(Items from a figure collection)
┏━━
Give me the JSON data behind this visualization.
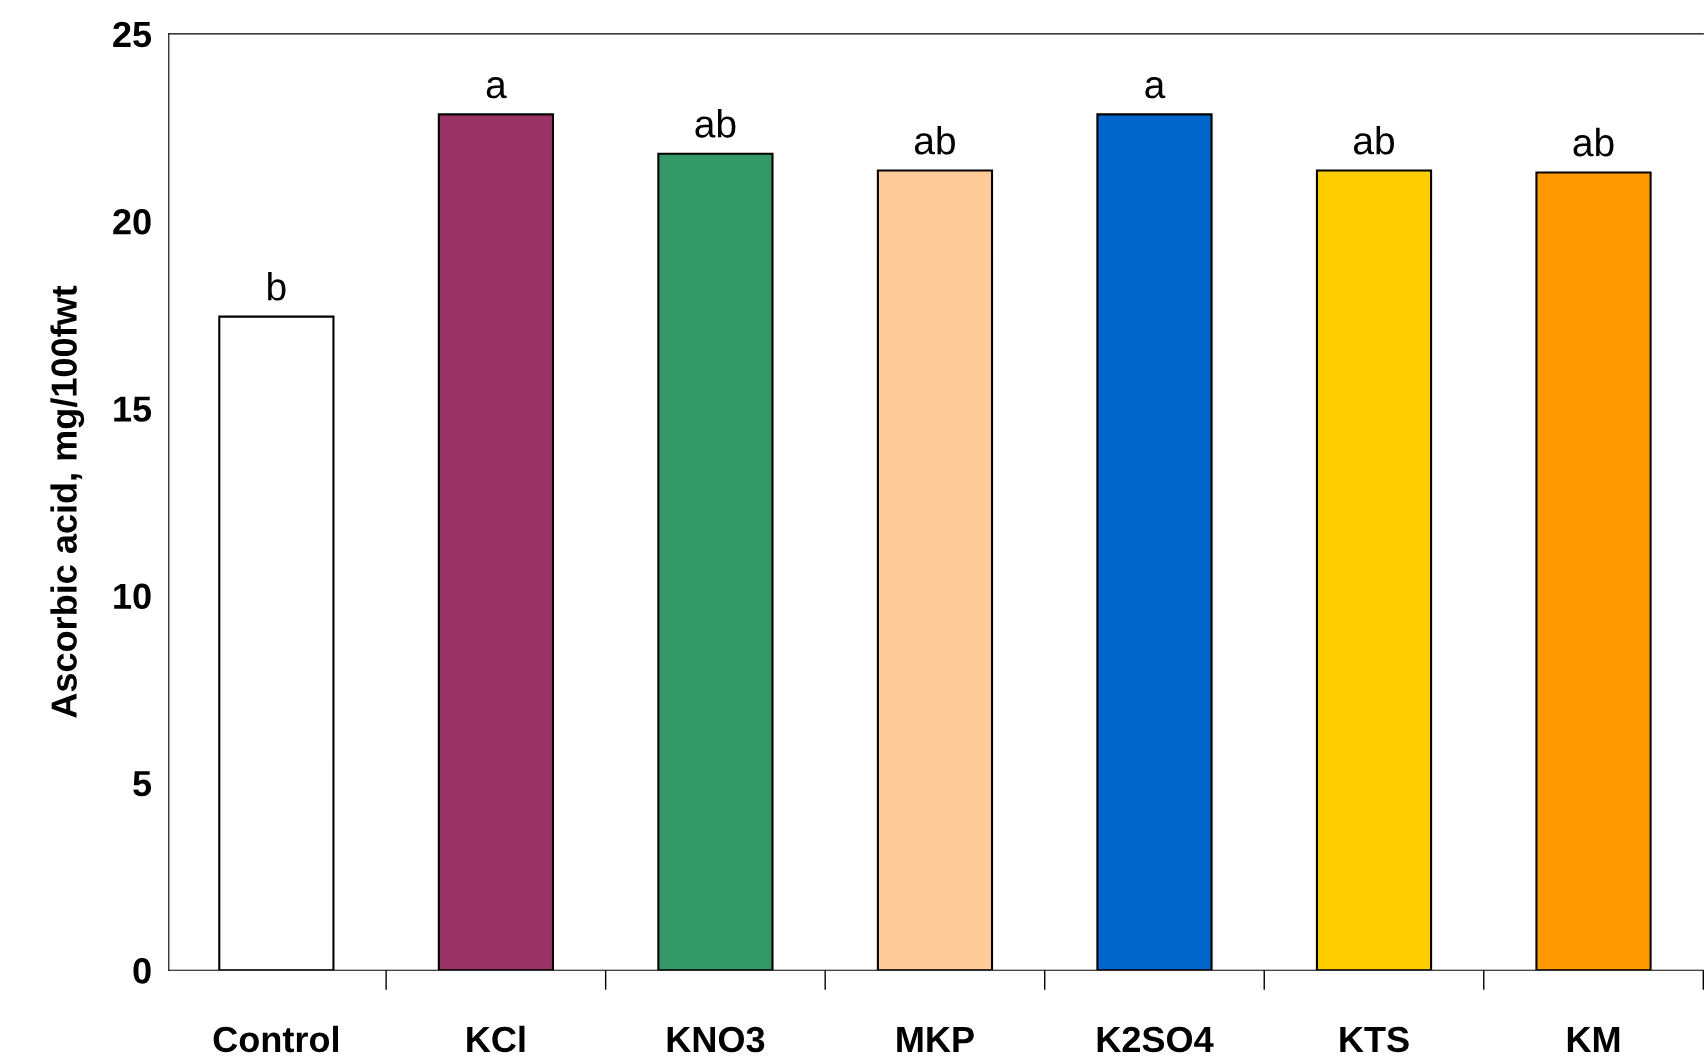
{
  "chart_data": {
    "type": "bar",
    "ylabel": "Ascorbic acid, mg/100fwt",
    "categories": [
      "Control",
      "KCl",
      "KNO3",
      "MKP",
      "K2SO4",
      "KTS",
      "KM"
    ],
    "values": [
      17.45,
      22.85,
      21.8,
      21.35,
      22.85,
      21.35,
      21.3
    ],
    "colors": [
      "#ffffff",
      "#993366",
      "#339966",
      "#ffcc99",
      "#0066cc",
      "#ffcc00",
      "#ff9900"
    ],
    "ylim": [
      0,
      25
    ],
    "yticks": [
      0,
      5,
      10,
      15,
      20,
      25
    ],
    "grid": false,
    "legend": false,
    "annotations": [
      {
        "text": "b",
        "x": "Control",
        "y": 17.45
      },
      {
        "text": "a",
        "x": "KCl",
        "y": 22.85
      },
      {
        "text": "ab",
        "x": "KNO3",
        "y": 21.8
      },
      {
        "text": "ab",
        "x": "MKP",
        "y": 21.35
      },
      {
        "text": "a",
        "x": "K2SO4",
        "y": 22.85
      },
      {
        "text": "ab",
        "x": "KTS",
        "y": 21.35
      },
      {
        "text": "ab",
        "x": "KM",
        "y": 21.3
      }
    ]
  }
}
┗━━
**Task to carry out:**
Copy the records exactly as they appear, excluding images.

**Answer in full:**
Give me the JSON data behind this visualization.
{
  "chart_data": {
    "type": "bar",
    "ylabel": "Ascorbic acid, mg/100fwt",
    "categories": [
      "Control",
      "KCl",
      "KNO3",
      "MKP",
      "K2SO4",
      "KTS",
      "KM"
    ],
    "values": [
      17.45,
      22.85,
      21.8,
      21.35,
      22.85,
      21.35,
      21.3
    ],
    "colors": [
      "#ffffff",
      "#993366",
      "#339966",
      "#ffcc99",
      "#0066cc",
      "#ffcc00",
      "#ff9900"
    ],
    "ylim": [
      0,
      25
    ],
    "yticks": [
      0,
      5,
      10,
      15,
      20,
      25
    ],
    "grid": false,
    "legend": false,
    "annotations": [
      {
        "text": "b",
        "x": "Control",
        "y": 17.45
      },
      {
        "text": "a",
        "x": "KCl",
        "y": 22.85
      },
      {
        "text": "ab",
        "x": "KNO3",
        "y": 21.8
      },
      {
        "text": "ab",
        "x": "MKP",
        "y": 21.35
      },
      {
        "text": "a",
        "x": "K2SO4",
        "y": 22.85
      },
      {
        "text": "ab",
        "x": "KTS",
        "y": 21.35
      },
      {
        "text": "ab",
        "x": "KM",
        "y": 21.3
      }
    ]
  }
}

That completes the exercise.